§ Given instruction
Pick out each line containing the string "ylabel".
══════════════════════════════
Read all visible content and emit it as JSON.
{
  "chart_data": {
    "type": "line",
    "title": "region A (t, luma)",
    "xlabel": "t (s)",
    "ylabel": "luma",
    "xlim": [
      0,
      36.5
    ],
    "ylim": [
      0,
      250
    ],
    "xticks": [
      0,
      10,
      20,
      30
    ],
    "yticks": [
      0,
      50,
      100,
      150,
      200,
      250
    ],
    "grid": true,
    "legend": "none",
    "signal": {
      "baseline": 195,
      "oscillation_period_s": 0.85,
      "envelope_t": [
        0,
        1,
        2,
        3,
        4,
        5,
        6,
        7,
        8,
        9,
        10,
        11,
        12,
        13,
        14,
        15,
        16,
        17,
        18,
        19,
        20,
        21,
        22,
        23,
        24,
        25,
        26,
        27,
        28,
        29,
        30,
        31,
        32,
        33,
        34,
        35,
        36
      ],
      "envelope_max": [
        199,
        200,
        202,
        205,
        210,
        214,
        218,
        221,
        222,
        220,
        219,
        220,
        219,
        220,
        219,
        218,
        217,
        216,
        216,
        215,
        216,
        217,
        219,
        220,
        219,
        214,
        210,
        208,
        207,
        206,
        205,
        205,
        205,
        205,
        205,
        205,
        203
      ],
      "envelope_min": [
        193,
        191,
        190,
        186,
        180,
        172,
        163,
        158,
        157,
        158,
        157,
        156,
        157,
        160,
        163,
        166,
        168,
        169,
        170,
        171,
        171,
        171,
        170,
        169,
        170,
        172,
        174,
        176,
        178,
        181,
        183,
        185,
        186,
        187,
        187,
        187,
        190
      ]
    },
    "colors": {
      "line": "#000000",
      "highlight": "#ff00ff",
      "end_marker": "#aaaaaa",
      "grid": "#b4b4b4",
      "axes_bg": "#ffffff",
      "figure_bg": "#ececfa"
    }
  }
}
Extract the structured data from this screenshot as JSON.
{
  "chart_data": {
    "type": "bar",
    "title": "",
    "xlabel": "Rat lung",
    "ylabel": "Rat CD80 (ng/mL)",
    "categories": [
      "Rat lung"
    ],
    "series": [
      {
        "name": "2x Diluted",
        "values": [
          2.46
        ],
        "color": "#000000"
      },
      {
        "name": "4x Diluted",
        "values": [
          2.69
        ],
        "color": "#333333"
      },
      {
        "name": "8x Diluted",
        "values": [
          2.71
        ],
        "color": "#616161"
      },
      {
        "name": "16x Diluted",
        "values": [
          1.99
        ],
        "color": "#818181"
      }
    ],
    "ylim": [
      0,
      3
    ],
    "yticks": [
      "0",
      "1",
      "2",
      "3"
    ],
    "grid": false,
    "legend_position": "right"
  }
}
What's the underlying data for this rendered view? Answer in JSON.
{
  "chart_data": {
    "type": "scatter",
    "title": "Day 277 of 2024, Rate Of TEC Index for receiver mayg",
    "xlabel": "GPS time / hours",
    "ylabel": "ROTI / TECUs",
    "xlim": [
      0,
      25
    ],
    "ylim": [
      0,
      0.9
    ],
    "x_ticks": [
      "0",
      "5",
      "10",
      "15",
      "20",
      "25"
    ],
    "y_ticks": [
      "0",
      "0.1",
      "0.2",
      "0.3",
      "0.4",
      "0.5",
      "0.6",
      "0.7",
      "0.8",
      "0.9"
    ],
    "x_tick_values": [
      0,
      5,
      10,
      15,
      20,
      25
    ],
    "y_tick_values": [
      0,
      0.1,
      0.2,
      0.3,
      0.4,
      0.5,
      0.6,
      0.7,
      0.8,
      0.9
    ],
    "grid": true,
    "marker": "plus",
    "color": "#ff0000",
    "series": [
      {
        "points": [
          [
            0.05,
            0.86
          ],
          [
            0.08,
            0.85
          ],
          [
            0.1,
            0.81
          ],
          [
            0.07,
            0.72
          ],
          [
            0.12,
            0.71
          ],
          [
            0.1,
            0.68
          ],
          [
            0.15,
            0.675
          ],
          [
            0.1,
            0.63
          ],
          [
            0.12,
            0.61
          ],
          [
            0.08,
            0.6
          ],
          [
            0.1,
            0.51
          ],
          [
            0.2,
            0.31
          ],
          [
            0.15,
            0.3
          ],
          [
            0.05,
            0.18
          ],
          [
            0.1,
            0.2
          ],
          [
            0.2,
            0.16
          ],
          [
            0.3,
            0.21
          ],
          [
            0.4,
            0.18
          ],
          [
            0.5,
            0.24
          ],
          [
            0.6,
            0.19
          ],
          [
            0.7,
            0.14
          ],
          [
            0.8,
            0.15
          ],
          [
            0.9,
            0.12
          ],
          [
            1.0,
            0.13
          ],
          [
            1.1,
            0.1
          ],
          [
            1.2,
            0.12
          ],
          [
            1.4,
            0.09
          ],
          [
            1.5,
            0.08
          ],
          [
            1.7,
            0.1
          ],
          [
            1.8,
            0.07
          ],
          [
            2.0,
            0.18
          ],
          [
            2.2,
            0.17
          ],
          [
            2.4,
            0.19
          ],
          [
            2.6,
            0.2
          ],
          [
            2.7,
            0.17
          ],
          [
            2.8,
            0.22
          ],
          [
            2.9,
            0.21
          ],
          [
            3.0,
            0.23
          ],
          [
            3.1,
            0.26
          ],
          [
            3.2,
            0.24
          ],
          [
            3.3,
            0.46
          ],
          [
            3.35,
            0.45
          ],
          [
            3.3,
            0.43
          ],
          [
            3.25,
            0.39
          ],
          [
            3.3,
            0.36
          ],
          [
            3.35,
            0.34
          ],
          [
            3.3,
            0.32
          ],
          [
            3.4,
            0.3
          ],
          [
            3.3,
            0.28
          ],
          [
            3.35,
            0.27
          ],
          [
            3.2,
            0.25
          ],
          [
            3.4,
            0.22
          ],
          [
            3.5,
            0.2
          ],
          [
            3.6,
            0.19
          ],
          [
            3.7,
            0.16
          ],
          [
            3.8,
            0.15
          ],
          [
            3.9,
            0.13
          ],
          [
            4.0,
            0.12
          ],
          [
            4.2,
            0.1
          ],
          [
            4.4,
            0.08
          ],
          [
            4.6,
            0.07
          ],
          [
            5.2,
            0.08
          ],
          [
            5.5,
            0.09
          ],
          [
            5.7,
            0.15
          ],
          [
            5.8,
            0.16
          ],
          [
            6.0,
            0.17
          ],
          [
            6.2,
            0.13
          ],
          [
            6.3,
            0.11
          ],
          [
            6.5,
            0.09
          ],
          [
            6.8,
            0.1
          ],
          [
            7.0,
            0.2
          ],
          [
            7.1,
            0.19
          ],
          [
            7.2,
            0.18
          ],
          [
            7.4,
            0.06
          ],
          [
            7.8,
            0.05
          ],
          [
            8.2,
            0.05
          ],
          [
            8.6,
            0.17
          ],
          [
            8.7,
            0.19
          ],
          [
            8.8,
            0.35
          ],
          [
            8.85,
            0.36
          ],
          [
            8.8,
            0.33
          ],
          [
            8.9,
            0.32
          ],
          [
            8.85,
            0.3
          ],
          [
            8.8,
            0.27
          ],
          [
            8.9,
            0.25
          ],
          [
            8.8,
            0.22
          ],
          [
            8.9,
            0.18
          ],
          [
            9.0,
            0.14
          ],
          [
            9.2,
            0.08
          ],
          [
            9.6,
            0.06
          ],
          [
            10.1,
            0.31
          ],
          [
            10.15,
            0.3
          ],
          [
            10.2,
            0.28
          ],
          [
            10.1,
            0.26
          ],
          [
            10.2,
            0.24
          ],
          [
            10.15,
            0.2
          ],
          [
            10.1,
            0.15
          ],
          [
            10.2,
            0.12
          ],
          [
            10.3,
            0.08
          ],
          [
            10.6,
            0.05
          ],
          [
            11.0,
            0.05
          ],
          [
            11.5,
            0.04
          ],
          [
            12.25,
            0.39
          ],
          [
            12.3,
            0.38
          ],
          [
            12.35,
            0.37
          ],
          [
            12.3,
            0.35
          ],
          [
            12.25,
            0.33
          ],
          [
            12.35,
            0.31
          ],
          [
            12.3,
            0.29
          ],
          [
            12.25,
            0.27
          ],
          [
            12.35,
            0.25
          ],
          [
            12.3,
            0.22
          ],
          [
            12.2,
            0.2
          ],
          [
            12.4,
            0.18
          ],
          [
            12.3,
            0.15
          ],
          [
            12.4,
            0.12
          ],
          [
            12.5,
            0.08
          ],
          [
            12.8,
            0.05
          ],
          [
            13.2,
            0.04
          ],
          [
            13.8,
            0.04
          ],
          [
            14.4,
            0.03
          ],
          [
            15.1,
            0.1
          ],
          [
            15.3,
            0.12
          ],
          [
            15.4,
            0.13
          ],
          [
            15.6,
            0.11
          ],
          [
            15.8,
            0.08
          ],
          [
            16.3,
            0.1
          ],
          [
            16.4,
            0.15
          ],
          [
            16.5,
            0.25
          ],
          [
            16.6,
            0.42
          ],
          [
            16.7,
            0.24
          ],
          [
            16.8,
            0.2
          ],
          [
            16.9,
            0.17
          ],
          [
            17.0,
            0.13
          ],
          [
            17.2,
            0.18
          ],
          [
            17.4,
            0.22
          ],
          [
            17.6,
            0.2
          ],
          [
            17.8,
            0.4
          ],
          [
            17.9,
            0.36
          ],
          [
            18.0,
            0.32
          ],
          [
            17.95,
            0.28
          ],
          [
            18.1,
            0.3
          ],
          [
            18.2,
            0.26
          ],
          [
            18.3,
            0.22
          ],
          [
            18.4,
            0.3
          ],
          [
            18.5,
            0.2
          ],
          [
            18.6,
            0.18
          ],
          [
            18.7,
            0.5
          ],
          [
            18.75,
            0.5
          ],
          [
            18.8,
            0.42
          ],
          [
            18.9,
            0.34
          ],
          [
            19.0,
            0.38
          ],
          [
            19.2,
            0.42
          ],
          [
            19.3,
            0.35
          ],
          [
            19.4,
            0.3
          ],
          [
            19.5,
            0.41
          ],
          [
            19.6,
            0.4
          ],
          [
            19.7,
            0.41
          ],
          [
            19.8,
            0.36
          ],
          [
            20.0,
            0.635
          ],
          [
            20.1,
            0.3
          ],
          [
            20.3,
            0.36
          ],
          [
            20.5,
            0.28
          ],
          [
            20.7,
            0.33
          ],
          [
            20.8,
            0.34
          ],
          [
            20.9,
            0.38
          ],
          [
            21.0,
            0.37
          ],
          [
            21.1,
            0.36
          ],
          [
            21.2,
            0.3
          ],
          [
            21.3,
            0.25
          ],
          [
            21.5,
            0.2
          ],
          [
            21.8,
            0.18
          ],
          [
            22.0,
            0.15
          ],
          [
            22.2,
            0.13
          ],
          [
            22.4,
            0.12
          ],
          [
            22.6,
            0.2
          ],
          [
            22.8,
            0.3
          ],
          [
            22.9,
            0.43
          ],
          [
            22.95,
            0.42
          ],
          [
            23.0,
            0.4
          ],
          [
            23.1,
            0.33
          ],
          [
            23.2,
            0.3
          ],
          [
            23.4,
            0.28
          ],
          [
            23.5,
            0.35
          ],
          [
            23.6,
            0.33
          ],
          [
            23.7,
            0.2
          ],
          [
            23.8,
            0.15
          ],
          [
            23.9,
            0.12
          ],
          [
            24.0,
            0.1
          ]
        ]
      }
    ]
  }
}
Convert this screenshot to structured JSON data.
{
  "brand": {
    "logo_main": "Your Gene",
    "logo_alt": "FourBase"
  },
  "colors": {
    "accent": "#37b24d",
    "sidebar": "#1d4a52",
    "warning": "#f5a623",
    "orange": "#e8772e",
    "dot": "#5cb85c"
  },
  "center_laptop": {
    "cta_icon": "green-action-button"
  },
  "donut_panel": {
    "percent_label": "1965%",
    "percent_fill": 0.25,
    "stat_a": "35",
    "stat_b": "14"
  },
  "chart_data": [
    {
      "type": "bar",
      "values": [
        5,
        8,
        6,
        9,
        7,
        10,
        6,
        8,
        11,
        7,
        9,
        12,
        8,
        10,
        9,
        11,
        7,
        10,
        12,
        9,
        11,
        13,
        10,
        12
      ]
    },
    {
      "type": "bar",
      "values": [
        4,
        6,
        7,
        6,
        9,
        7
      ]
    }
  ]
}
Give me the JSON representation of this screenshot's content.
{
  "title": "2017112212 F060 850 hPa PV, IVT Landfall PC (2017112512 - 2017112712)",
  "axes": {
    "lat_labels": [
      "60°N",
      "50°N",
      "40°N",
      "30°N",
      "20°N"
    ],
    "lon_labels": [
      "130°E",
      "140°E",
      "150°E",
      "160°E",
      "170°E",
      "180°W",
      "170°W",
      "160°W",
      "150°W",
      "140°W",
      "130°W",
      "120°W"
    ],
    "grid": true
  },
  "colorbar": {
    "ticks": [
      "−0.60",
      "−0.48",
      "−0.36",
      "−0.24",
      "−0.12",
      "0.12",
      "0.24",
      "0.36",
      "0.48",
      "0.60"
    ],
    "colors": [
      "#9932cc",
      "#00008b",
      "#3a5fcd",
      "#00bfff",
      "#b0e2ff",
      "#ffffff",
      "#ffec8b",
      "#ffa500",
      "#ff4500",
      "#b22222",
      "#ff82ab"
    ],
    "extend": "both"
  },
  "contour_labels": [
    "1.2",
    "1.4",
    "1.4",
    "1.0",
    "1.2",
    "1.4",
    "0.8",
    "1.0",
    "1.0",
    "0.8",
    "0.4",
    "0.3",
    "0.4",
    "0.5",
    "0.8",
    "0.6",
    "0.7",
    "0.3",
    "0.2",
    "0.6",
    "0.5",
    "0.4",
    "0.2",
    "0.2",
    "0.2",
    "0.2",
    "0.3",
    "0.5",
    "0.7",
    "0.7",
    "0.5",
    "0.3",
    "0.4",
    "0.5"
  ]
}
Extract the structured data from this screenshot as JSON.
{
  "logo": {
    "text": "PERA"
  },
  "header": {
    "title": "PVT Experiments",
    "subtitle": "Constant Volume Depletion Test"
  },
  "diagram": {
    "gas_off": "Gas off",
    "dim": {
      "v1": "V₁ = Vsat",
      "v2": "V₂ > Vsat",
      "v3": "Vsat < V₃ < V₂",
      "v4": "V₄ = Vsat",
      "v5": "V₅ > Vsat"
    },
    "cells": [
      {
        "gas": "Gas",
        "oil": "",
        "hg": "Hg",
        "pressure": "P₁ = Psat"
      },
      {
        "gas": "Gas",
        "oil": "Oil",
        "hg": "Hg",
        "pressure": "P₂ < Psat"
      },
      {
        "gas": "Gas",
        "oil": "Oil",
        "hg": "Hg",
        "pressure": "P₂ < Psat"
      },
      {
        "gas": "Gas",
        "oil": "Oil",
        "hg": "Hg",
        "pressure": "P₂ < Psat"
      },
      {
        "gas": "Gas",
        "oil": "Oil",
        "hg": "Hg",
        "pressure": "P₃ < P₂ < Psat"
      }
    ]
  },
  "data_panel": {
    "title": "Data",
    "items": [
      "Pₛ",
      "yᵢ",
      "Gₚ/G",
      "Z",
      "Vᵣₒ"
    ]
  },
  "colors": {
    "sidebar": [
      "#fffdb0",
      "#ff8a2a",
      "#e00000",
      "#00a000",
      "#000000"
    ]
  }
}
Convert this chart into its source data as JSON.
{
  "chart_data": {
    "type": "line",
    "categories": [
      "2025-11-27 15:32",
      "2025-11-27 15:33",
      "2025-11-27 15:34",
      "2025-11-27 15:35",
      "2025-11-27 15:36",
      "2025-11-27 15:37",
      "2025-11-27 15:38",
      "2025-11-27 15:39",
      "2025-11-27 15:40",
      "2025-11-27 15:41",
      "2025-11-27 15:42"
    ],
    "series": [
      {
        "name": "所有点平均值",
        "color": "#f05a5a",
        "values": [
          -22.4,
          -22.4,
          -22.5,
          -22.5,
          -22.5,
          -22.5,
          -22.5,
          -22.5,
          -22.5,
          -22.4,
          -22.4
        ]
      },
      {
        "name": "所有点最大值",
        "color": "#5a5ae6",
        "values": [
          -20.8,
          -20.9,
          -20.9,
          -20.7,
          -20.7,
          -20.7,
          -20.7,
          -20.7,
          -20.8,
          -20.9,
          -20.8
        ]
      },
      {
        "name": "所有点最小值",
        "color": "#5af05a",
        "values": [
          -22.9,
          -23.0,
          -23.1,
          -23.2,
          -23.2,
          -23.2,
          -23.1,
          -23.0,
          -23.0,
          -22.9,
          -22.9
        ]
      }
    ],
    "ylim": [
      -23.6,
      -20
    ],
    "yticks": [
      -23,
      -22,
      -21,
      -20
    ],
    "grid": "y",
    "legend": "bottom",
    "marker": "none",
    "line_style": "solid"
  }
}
══════════════════════════════
§ Finished answer
    "ylabel": "luma",
    "ylabel": "Rat CD80 (ng/mL)",
    "ylabel": "ROTI / TECUs",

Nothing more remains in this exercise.